TASK DIRECTIONS: Reproduce all the lines below exactly and omit the images.

Structured figure records:

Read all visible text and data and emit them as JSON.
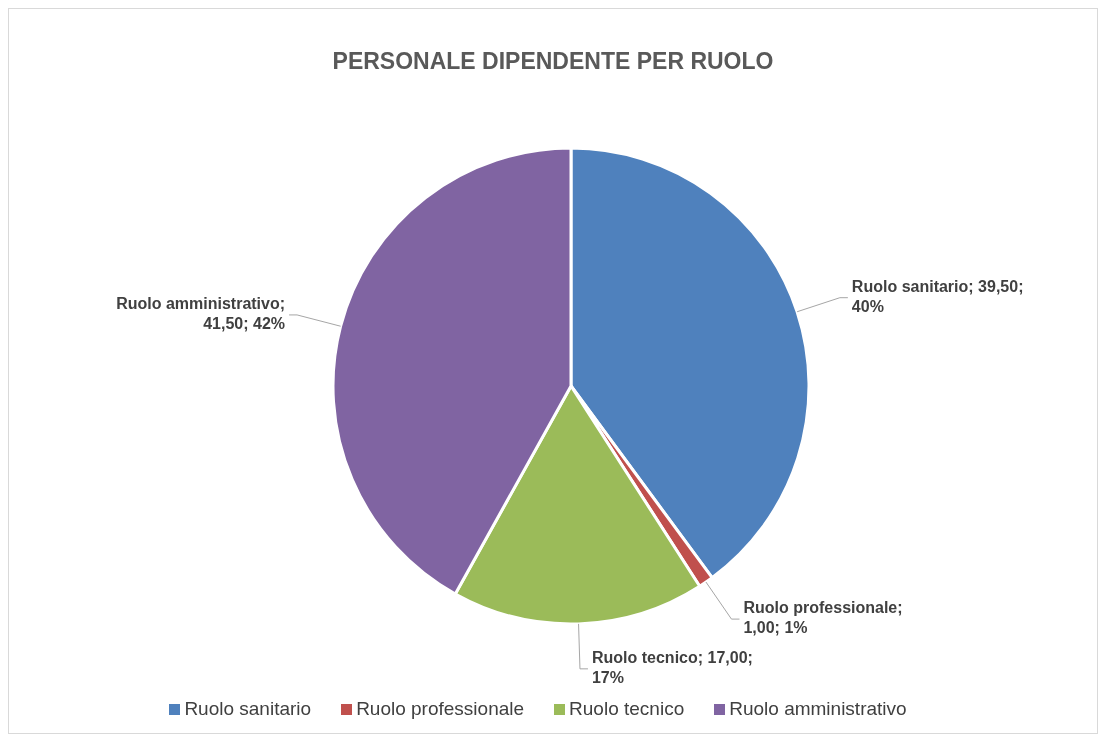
{
  "chart_data": {
    "type": "pie",
    "title": "PERSONALE DIPENDENTE PER RUOLO",
    "categories": [
      "Ruolo sanitario",
      "Ruolo professionale",
      "Ruolo tecnico",
      "Ruolo amministrativo"
    ],
    "values": [
      39.5,
      1,
      17,
      41.5
    ],
    "colors": [
      "#4f81bd",
      "#c0504d",
      "#9bbb59",
      "#8064a2"
    ],
    "value_labels": [
      "Ruolo sanitario; 39,50; 40%",
      "Ruolo professionale; 1,00; 1%",
      "Ruolo tecnico; 17,00; 17%",
      "Ruolo amministrativo; 41,50; 42%"
    ],
    "legend": "bottom"
  }
}
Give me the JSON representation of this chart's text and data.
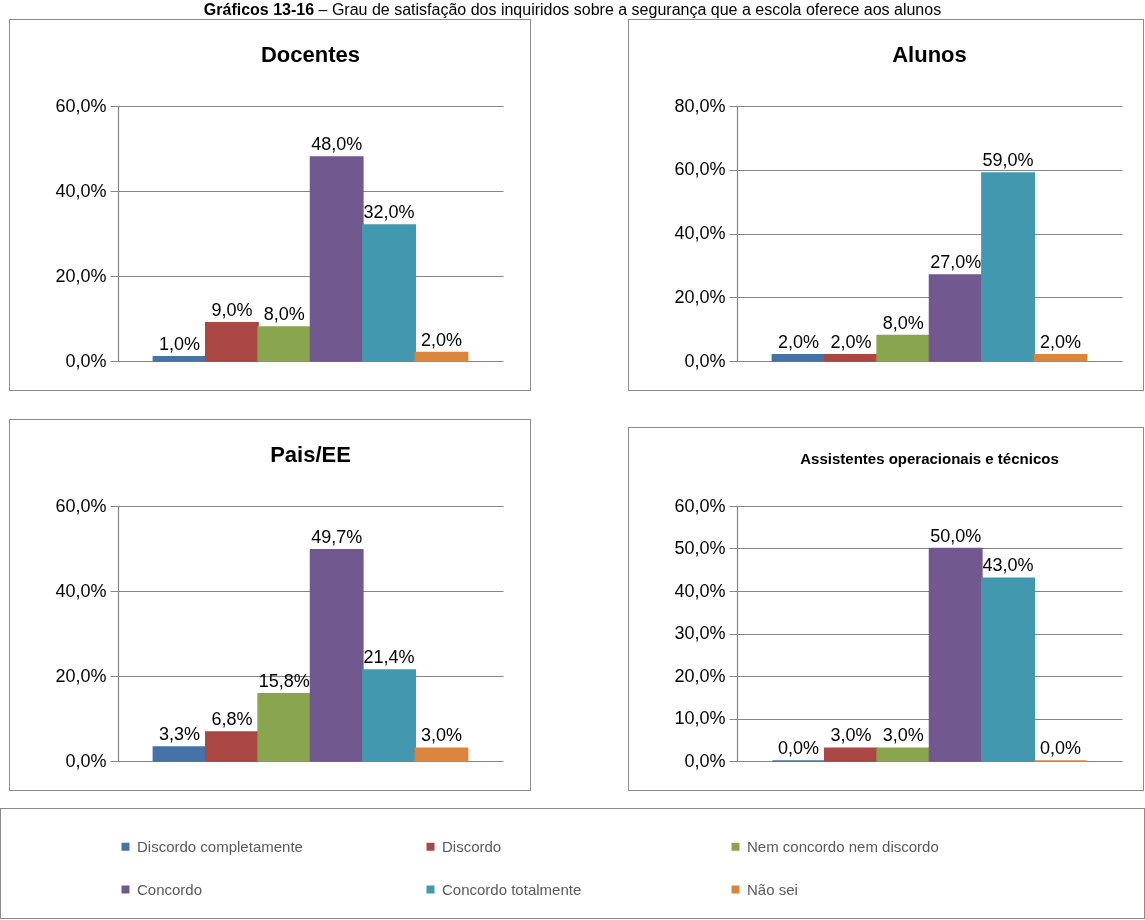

CORRECT RESULT:
Read all visible text and data and emit them as JSON.
{
  "chart_data": {
    "type": "pie",
    "title": "PERSONALE DIPENDENTE PER RUOLO",
    "categories": [
      "Ruolo sanitario",
      "Ruolo professionale",
      "Ruolo tecnico",
      "Ruolo amministrativo"
    ],
    "values": [
      39.5,
      1,
      17,
      41.5
    ],
    "colors": [
      "#4f81bd",
      "#c0504d",
      "#9bbb59",
      "#8064a2"
    ],
    "value_labels": [
      "Ruolo sanitario; 39,50; 40%",
      "Ruolo professionale; 1,00; 1%",
      "Ruolo tecnico; 17,00; 17%",
      "Ruolo amministrativo; 41,50; 42%"
    ],
    "legend": "bottom"
  }
}
Give me the JSON representation of this chart's text and data.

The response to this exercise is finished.